**Directions for this task**: Please output the records below in full, exactly as given, but without the images.

Data excerpts:

┄┄┄┄┄┄

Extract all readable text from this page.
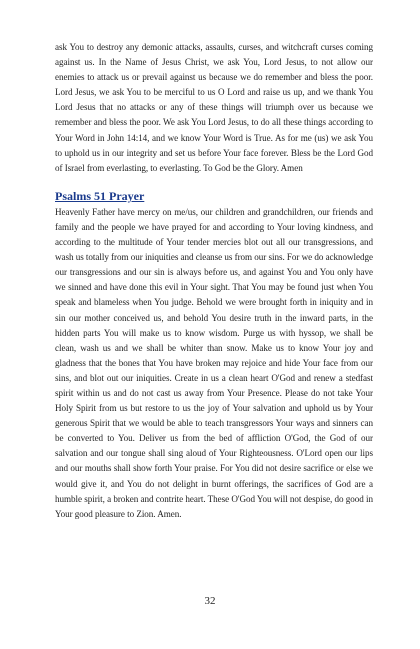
ask You to destroy any demonic attacks, assaults, curses, and witchcraft curses coming against us. In the Name of Jesus Christ, we ask You, Lord Jesus, to not allow our enemies to attack us or prevail against us because we do remember and bless the poor. Lord Jesus, we ask You to be merciful to us O Lord and raise us up, and we thank You Lord Jesus that no attacks or any of these things will triumph over us because we remember and bless the poor. We ask You Lord Jesus, to do all these things according to Your Word in John 14:14, and we know Your Word is True. As for me (us) we ask You to uphold us in our integrity and set us before Your face forever. Bless be the Lord God of Israel from everlasting, to everlasting. To God be the Glory. Amen

Psalms 51 Prayer

Heavenly Father have mercy on me/us, our children and grandchildren, our friends and family and the people we have prayed for and according to Your loving kindness, and according to the multitude of Your tender mercies blot out all our transgressions, and wash us totally from our iniquities and cleanse us from our sins. For we do acknowledge our transgressions and our sin is always before us, and against You and You only have we sinned and have done this evil in Your sight. That You may be found just when You speak and blameless when You judge. Behold we were brought forth in iniquity and in sin our mother conceived us, and behold You desire truth in the inward parts, in the hidden parts You will make us to know wisdom. Purge us with hyssop, we shall be clean, wash us and we shall be whiter than snow. Make us to know Your joy and gladness that the bones that You have broken may rejoice and hide Your face from our sins, and blot out our iniquities. Create in us a clean heart O'God and renew a stedfast spirit within us and do not cast us away from Your Presence. Please do not take Your Holy Spirit from us but restore to us the joy of Your salvation and uphold us by Your generous Spirit that we would be able to teach transgressors Your ways and sinners can be converted to You. Deliver us from the bed of affliction O'God, the God of our salvation and our tongue shall sing aloud of Your Righteousness. O'Lord open our lips and our mouths shall show forth Your praise. For You did not desire sacrifice or else we would give it, and You do not delight in burnt offerings, the sacrifices of God are a humble spirit, a broken and contrite heart. These O'God You will not despise, do good in Your good pleasure to Zion. Amen.

32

┄┄┄┄┄┄

**Answer to the exercise**:
Extract all readable text from this page.
ask You to destroy any demonic attacks, assaults, curses, and witchcraft curses coming against us. In the Name of Jesus Christ, we ask You, Lord Jesus, to not allow our enemies to attack us or prevail against us because we do remember and bless the poor. Lord Jesus, we ask You to be merciful to us O Lord and raise us up, and we thank You Lord Jesus that no attacks or any of these things will triumph over us because we remember and bless the poor. We ask You Lord Jesus, to do all these things according to Your Word in John 14:14, and we know Your Word is True. As for me (us) we ask You to uphold us in our integrity and set us before Your face forever. Bless be the Lord God of Israel from everlasting, to everlasting. To God be the Glory. Amen

Psalms 51 Prayer

Heavenly Father have mercy on me/us, our children and grandchildren, our friends and family and the people we have prayed for and according to Your loving kindness, and according to the multitude of Your tender mercies blot out all our transgressions, and wash us totally from our iniquities and cleanse us from our sins. For we do acknowledge our transgressions and our sin is always before us, and against You and You only have we sinned and have done this evil in Your sight. That You may be found just when You speak and blameless when You judge. Behold we were brought forth in iniquity and in sin our mother conceived us, and behold You desire truth in the inward parts, in the hidden parts You will make us to know wisdom. Purge us with hyssop, we shall be clean, wash us and we shall be whiter than snow. Make us to know Your joy and gladness that the bones that You have broken may rejoice and hide Your face from our sins, and blot out our iniquities. Create in us a clean heart O'God and renew a stedfast spirit within us and do not cast us away from Your Presence. Please do not take Your Holy Spirit from us but restore to us the joy of Your salvation and uphold us by Your generous Spirit that we would be able to teach transgressors Your ways and sinners can be converted to You. Deliver us from the bed of affliction O'God, the God of our salvation and our tongue shall sing aloud of Your Righteousness. O'Lord open our lips and our mouths shall show forth Your praise. For You did not desire sacrifice or else we would give it, and You do not delight in burnt offerings, the sacrifices of God are a humble spirit, a broken and contrite heart. These O'God You will not despise, do good in Your good pleasure to Zion. Amen.

32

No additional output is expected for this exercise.